_The problem_. Return the material word for word. Do not include the pictures.

_Given data_.
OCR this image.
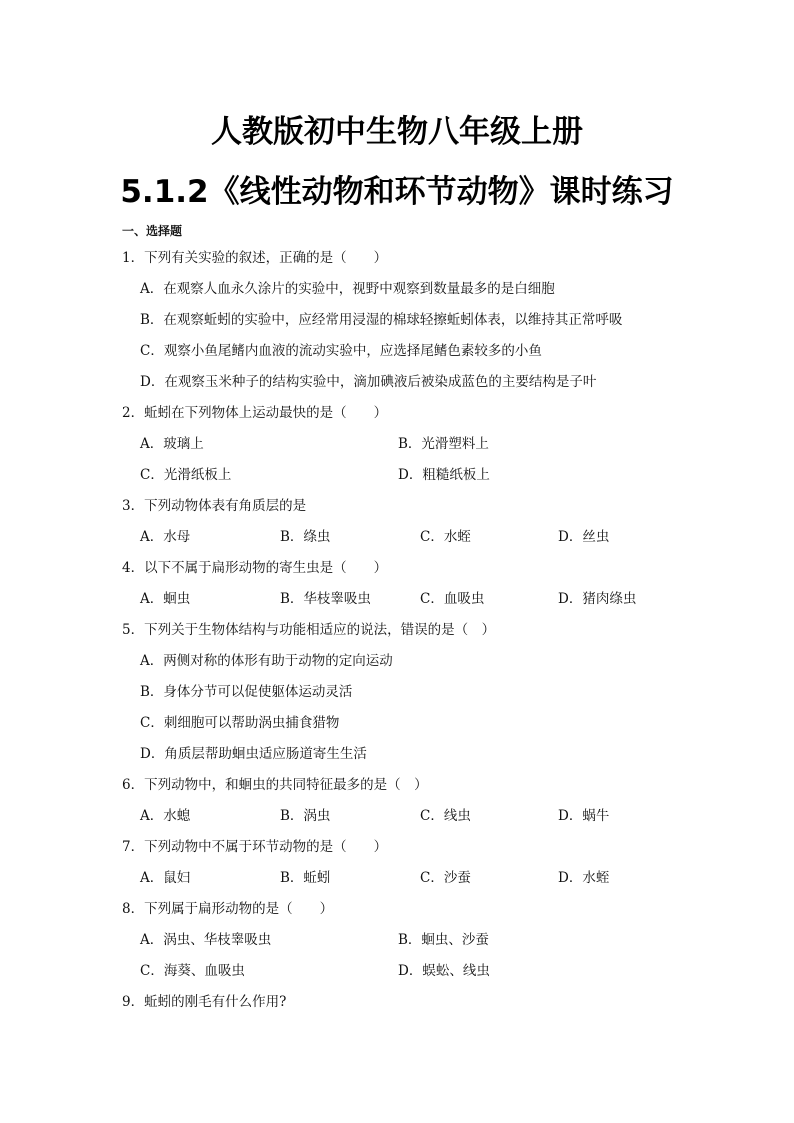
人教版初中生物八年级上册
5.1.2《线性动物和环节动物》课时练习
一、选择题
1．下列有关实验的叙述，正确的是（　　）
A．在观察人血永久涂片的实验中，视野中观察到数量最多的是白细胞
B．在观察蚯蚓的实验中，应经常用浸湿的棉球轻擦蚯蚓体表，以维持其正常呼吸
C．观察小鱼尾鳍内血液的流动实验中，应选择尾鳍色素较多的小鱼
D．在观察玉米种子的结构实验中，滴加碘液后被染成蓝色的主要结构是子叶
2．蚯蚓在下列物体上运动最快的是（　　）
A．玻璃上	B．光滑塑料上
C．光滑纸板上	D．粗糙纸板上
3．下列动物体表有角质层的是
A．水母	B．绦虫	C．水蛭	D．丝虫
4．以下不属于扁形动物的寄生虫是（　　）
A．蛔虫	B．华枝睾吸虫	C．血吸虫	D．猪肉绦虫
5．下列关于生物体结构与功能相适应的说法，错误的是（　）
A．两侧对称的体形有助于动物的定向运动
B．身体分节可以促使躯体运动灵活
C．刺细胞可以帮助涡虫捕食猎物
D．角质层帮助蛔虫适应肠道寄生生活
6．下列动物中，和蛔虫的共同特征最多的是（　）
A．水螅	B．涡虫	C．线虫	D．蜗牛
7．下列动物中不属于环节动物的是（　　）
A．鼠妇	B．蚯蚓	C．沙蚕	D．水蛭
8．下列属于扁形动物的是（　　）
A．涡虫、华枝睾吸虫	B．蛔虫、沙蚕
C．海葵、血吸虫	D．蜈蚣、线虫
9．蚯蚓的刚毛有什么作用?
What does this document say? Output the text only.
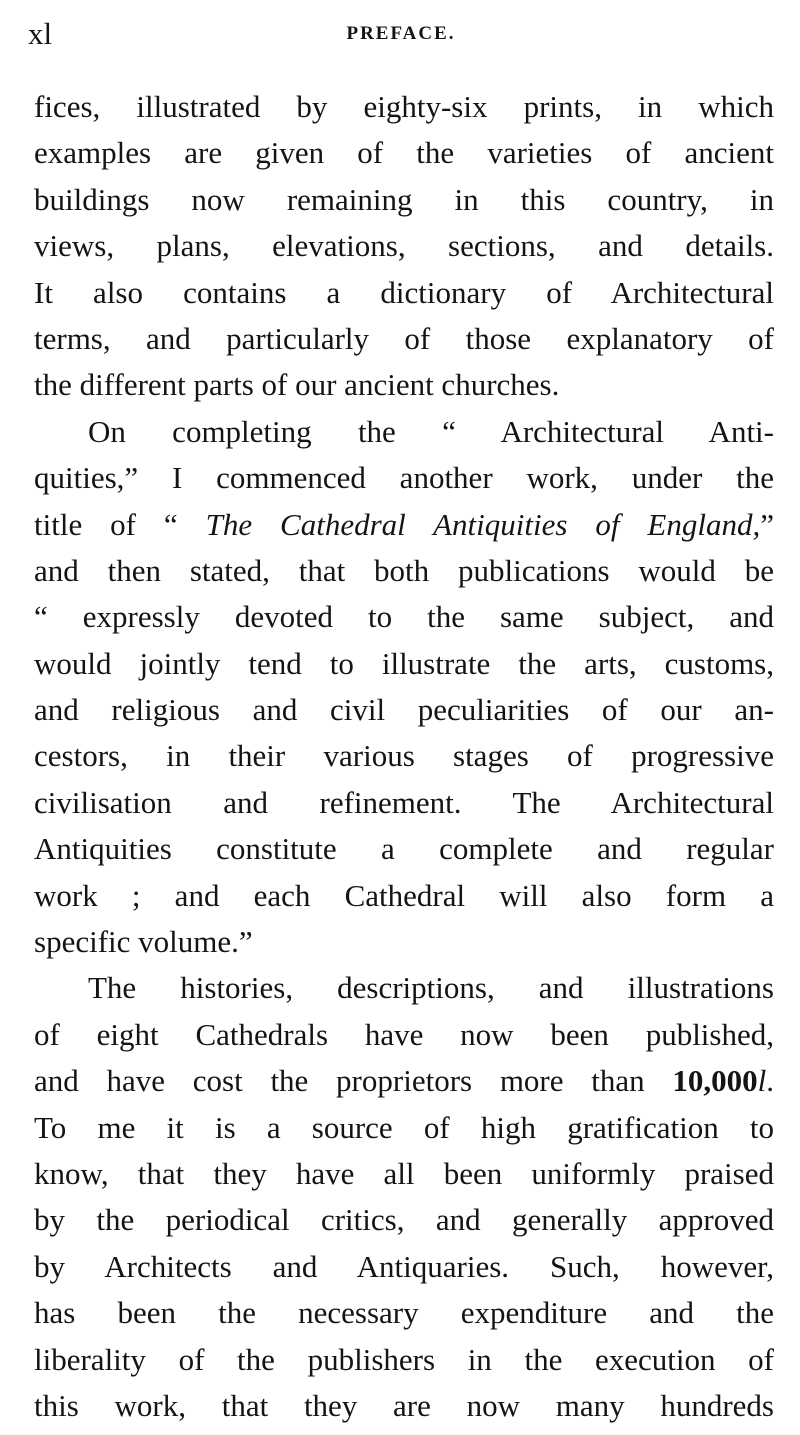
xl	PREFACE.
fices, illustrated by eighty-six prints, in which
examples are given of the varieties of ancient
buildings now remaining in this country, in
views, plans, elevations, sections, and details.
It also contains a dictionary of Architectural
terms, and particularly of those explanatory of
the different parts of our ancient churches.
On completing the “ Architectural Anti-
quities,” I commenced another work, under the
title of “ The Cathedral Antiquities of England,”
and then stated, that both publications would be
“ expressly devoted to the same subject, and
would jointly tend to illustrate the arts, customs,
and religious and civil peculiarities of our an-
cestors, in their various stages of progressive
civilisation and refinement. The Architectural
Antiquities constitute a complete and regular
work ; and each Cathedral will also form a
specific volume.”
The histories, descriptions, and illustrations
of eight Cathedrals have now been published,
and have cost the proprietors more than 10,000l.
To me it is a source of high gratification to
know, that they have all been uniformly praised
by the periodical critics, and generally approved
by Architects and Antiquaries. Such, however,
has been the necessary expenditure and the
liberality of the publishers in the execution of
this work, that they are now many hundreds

_Correct answer_.
OCR this image.
人教版初中生物八年级上册
5.1.2《线性动物和环节动物》课时练习
一、选择题
1．下列有关实验的叙述，正确的是（　　）
A．在观察人血永久涂片的实验中，视野中观察到数量最多的是白细胞
B．在观察蚯蚓的实验中，应经常用浸湿的棉球轻擦蚯蚓体表，以维持其正常呼吸
C．观察小鱼尾鳍内血液的流动实验中，应选择尾鳍色素较多的小鱼
D．在观察玉米种子的结构实验中，滴加碘液后被染成蓝色的主要结构是子叶
2．蚯蚓在下列物体上运动最快的是（　　）
A．玻璃上	B．光滑塑料上
C．光滑纸板上	D．粗糙纸板上
3．下列动物体表有角质层的是
A．水母	B．绦虫	C．水蛭	D．丝虫
4．以下不属于扁形动物的寄生虫是（　　）
A．蛔虫	B．华枝睾吸虫	C．血吸虫	D．猪肉绦虫
5．下列关于生物体结构与功能相适应的说法，错误的是（　）
A．两侧对称的体形有助于动物的定向运动
B．身体分节可以促使躯体运动灵活
C．刺细胞可以帮助涡虫捕食猎物
D．角质层帮助蛔虫适应肠道寄生生活
6．下列动物中，和蛔虫的共同特征最多的是（　）
A．水螅	B．涡虫	C．线虫	D．蜗牛
7．下列动物中不属于环节动物的是（　　）
A．鼠妇	B．蚯蚓	C．沙蚕	D．水蛭
8．下列属于扁形动物的是（　　）
A．涡虫、华枝睾吸虫	B．蛔虫、沙蚕
C．海葵、血吸虫	D．蜈蚣、线虫
9．蚯蚓的刚毛有什么作用?
What does this document say? Output the text only.
xl	PREFACE.
fices, illustrated by eighty-six prints, in which
examples are given of the varieties of ancient
buildings now remaining in this country, in
views, plans, elevations, sections, and details.
It also contains a dictionary of Architectural
terms, and particularly of those explanatory of
the different parts of our ancient churches.
On completing the “ Architectural Anti-
quities,” I commenced another work, under the
title of “ The Cathedral Antiquities of England,”
and then stated, that both publications would be
“ expressly devoted to the same subject, and
would jointly tend to illustrate the arts, customs,
and religious and civil peculiarities of our an-
cestors, in their various stages of progressive
civilisation and refinement. The Architectural
Antiquities constitute a complete and regular
work ; and each Cathedral will also form a
specific volume.”
The histories, descriptions, and illustrations
of eight Cathedrals have now been published,
and have cost the proprietors more than 10,000l.
To me it is a source of high gratification to
know, that they have all been uniformly praised
by the periodical critics, and generally approved
by Architects and Antiquaries. Such, however,
has been the necessary expenditure and the
liberality of the publishers in the execution of
this work, that they are now many hundreds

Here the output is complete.